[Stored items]
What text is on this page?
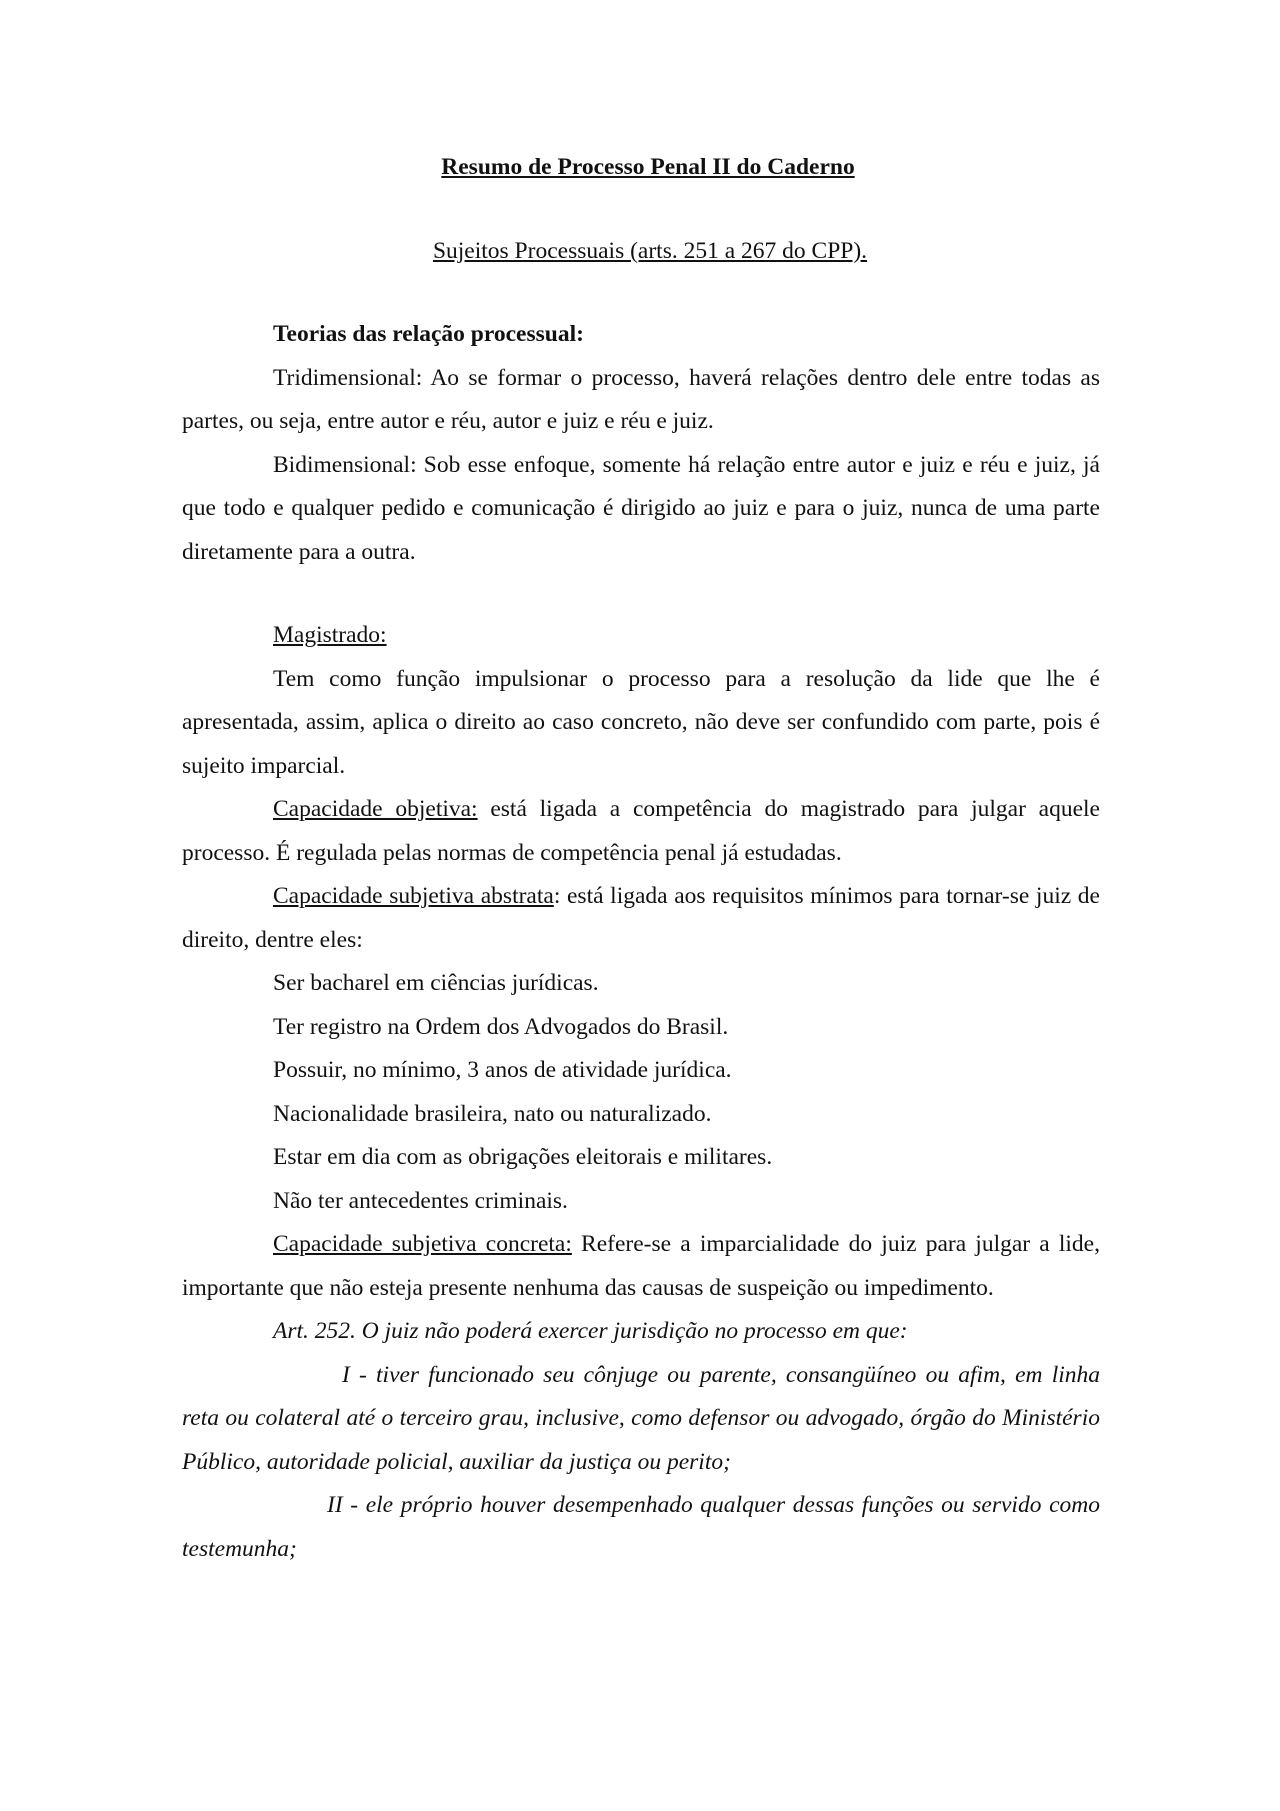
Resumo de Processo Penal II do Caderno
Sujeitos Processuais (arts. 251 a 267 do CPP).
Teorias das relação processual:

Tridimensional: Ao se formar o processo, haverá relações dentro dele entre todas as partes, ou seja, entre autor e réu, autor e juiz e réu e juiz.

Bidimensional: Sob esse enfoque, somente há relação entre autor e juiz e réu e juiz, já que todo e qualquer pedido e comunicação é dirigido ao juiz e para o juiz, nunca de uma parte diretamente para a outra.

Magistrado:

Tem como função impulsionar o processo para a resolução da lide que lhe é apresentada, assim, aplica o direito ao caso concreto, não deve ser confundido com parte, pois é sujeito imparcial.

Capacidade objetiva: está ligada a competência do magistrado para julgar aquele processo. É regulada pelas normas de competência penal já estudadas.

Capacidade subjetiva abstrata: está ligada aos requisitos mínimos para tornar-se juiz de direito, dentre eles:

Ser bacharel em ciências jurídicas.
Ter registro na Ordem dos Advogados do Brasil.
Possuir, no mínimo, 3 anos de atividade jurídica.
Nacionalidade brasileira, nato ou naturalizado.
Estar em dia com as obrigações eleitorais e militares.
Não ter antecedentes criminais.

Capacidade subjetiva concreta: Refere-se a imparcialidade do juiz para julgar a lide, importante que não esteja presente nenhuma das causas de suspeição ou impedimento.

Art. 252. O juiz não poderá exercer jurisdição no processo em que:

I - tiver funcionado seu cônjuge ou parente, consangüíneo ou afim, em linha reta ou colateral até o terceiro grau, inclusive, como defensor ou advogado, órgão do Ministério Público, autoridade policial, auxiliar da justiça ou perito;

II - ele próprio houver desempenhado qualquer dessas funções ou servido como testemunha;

## Goal
Restate the data above word for word. Skip every picture.

## Response
What text is on this page?
Resumo de Processo Penal II do Caderno
Sujeitos Processuais (arts. 251 a 267 do CPP).
Teorias das relação processual:

Tridimensional: Ao se formar o processo, haverá relações dentro dele entre todas as partes, ou seja, entre autor e réu, autor e juiz e réu e juiz.

Bidimensional: Sob esse enfoque, somente há relação entre autor e juiz e réu e juiz, já que todo e qualquer pedido e comunicação é dirigido ao juiz e para o juiz, nunca de uma parte diretamente para a outra.

Magistrado:

Tem como função impulsionar o processo para a resolução da lide que lhe é apresentada, assim, aplica o direito ao caso concreto, não deve ser confundido com parte, pois é sujeito imparcial.

Capacidade objetiva: está ligada a competência do magistrado para julgar aquele processo. É regulada pelas normas de competência penal já estudadas.

Capacidade subjetiva abstrata: está ligada aos requisitos mínimos para tornar-se juiz de direito, dentre eles:

Ser bacharel em ciências jurídicas.
Ter registro na Ordem dos Advogados do Brasil.
Possuir, no mínimo, 3 anos de atividade jurídica.
Nacionalidade brasileira, nato ou naturalizado.
Estar em dia com as obrigações eleitorais e militares.
Não ter antecedentes criminais.

Capacidade subjetiva concreta: Refere-se a imparcialidade do juiz para julgar a lide, importante que não esteja presente nenhuma das causas de suspeição ou impedimento.

Art. 252. O juiz não poderá exercer jurisdição no processo em que:

I - tiver funcionado seu cônjuge ou parente, consangüíneo ou afim, em linha reta ou colateral até o terceiro grau, inclusive, como defensor ou advogado, órgão do Ministério Público, autoridade policial, auxiliar da justiça ou perito;

II - ele próprio houver desempenhado qualquer dessas funções ou servido como testemunha;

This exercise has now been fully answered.